**INPUT:**
┏━━

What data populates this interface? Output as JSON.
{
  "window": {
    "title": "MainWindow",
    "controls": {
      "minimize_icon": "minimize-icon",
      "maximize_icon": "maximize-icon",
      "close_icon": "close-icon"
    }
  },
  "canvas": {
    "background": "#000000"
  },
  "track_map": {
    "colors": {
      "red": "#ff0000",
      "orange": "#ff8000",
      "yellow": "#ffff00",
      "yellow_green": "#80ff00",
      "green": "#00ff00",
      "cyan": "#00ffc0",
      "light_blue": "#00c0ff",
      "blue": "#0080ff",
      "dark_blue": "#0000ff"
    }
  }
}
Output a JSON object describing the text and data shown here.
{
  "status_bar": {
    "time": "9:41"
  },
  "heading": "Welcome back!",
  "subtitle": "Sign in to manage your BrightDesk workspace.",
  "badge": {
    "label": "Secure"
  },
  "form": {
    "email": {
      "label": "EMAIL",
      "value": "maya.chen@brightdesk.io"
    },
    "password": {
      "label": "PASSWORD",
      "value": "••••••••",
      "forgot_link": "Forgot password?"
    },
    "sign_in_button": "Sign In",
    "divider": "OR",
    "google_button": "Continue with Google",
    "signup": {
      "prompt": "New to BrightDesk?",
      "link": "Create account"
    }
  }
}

┗━━

**WORK REQUIRED:**
Gather from the entries above all lines that include the string "icon".

**WRITTEN REPLY:**
      "minimize_icon": "minimize-icon",
      "maximize_icon": "maximize-icon",
      "close_icon": "close-icon"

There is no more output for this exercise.